-- begin Dataset extract --

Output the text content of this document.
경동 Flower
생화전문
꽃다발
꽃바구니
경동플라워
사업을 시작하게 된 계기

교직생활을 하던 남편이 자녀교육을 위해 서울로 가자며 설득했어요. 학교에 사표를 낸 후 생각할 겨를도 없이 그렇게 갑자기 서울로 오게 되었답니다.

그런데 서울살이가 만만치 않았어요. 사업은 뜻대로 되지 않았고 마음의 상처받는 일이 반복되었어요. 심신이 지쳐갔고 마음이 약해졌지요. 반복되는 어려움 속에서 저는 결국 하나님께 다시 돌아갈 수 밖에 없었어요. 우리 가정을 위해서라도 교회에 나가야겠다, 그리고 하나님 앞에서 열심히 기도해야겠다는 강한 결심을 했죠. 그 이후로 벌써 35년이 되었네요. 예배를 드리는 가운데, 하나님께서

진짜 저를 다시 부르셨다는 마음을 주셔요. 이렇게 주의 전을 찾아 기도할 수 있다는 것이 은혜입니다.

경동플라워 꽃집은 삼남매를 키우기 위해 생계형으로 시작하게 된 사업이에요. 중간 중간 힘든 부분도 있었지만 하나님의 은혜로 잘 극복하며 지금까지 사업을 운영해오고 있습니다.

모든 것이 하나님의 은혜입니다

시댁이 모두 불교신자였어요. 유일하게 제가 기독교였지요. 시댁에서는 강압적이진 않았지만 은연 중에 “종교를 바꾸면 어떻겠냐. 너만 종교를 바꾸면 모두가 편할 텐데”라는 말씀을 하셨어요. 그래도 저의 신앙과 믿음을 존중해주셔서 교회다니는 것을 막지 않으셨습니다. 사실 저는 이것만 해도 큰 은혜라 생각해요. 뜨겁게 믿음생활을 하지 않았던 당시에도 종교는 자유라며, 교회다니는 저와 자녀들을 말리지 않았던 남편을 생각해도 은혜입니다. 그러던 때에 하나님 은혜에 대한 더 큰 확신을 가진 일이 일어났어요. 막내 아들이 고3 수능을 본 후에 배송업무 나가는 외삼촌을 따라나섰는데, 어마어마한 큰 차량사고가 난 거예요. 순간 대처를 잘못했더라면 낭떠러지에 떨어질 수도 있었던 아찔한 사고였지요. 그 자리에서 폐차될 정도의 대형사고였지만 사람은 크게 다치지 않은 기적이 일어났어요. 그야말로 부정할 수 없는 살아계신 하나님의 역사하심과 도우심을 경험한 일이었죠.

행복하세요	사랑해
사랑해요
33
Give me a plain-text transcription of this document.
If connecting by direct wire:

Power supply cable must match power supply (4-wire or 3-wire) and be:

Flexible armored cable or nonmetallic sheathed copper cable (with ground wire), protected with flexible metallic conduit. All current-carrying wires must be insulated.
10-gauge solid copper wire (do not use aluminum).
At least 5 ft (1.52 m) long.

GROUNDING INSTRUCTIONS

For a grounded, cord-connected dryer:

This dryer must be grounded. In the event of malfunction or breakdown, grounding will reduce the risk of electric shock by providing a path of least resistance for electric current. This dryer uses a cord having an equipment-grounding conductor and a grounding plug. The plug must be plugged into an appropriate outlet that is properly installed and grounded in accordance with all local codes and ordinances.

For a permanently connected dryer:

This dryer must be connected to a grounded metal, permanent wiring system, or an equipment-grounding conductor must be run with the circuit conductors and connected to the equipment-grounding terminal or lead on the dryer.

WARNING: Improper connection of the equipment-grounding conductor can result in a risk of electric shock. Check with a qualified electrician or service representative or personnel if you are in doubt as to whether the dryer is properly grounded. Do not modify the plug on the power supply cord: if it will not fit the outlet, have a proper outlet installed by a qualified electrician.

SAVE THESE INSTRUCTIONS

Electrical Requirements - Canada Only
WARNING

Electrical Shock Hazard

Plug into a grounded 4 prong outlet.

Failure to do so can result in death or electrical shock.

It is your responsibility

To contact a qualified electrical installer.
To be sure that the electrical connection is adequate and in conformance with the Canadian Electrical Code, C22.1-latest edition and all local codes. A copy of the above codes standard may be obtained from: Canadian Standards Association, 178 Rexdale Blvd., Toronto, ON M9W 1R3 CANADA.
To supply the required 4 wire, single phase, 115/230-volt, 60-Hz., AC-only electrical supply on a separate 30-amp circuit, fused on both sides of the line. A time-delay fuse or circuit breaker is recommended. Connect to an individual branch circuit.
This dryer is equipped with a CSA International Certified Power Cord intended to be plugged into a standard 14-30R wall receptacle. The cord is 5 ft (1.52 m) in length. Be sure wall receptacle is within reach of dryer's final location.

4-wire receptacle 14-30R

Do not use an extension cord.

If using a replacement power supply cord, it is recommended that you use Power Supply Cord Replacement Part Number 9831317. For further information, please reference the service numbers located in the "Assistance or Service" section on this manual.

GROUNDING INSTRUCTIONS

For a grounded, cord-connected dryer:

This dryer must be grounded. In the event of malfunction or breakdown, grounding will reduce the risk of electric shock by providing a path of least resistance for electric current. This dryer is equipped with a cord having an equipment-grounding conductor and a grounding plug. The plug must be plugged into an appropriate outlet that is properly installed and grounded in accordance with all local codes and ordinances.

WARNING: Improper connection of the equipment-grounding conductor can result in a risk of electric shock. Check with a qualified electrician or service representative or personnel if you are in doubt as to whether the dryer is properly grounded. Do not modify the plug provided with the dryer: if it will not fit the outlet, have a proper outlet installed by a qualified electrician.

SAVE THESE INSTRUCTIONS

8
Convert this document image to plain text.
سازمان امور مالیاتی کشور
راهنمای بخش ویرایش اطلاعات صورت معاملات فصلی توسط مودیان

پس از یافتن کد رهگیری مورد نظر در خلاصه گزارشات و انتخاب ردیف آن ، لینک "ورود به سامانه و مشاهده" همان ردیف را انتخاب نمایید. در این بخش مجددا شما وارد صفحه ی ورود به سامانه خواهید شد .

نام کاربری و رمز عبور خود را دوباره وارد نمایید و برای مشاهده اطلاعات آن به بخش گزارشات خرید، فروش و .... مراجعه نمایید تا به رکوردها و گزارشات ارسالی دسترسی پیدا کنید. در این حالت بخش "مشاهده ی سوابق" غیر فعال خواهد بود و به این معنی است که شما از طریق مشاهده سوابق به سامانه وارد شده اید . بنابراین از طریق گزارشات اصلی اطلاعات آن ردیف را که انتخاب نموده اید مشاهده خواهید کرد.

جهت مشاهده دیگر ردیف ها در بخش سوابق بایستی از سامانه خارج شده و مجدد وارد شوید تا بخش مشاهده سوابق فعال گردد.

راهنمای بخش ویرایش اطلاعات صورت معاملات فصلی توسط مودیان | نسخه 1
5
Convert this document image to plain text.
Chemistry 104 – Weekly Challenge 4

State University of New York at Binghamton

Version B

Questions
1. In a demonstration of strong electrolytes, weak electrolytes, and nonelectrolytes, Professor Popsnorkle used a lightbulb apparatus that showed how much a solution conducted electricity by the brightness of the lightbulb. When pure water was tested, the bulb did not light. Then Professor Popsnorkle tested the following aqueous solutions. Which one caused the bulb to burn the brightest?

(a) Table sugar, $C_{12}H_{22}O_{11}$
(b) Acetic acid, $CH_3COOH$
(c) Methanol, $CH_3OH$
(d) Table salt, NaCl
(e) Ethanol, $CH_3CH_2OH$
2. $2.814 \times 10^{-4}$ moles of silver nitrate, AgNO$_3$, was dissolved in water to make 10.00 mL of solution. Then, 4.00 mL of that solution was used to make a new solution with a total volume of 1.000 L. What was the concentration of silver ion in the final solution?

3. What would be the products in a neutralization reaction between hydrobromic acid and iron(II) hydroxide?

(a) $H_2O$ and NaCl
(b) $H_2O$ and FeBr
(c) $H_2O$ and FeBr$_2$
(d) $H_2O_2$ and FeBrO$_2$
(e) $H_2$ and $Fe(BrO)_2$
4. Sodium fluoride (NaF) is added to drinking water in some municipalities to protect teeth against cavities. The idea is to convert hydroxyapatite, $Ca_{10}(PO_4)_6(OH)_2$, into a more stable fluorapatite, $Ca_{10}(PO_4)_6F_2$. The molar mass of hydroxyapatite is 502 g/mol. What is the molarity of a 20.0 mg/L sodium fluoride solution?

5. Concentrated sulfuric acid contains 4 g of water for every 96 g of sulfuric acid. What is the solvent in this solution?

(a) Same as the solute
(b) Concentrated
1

-- end Dataset extract --

**To be done:**
Report the number of lines above containing the word "solution", with no other text.

**Answer to this problem:**
4